(Stored entries)
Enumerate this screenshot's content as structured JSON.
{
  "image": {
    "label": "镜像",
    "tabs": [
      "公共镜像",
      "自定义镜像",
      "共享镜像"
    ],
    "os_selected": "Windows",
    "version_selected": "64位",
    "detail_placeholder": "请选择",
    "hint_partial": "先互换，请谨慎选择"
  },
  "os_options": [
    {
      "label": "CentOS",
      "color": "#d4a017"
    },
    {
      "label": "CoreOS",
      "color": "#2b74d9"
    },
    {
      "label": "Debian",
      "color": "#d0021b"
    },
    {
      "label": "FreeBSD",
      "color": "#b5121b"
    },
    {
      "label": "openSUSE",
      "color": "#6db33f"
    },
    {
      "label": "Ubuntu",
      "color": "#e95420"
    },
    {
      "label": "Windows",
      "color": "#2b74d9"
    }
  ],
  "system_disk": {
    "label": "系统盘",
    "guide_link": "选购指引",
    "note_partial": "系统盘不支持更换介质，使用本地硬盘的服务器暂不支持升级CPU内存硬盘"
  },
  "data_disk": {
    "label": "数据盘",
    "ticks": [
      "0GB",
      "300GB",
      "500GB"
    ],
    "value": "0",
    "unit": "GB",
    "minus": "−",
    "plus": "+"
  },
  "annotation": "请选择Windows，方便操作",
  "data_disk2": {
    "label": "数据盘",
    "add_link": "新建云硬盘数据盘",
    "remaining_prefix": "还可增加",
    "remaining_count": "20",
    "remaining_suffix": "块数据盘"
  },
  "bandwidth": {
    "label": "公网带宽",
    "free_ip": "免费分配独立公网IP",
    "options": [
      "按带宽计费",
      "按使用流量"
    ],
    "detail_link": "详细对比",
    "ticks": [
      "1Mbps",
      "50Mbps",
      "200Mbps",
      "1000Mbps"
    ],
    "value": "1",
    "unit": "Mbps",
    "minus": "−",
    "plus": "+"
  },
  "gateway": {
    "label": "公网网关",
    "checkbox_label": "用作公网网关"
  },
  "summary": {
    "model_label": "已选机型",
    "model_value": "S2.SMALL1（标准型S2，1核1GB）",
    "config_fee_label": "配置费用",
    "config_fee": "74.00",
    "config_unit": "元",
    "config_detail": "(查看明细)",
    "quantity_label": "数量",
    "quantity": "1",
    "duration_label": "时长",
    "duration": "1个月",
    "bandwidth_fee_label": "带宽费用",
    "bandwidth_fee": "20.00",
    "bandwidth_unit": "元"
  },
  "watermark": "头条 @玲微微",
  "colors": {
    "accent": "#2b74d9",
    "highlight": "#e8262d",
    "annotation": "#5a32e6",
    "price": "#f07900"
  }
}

● **PROBLEM TO SOLVE**: Where a line in the entries holds "annotation", copy that line.

● **COMPLETE RESPONSE**:
  "annotation": "请选择Windows，方便操作",
    "annotation": "#5a32e6",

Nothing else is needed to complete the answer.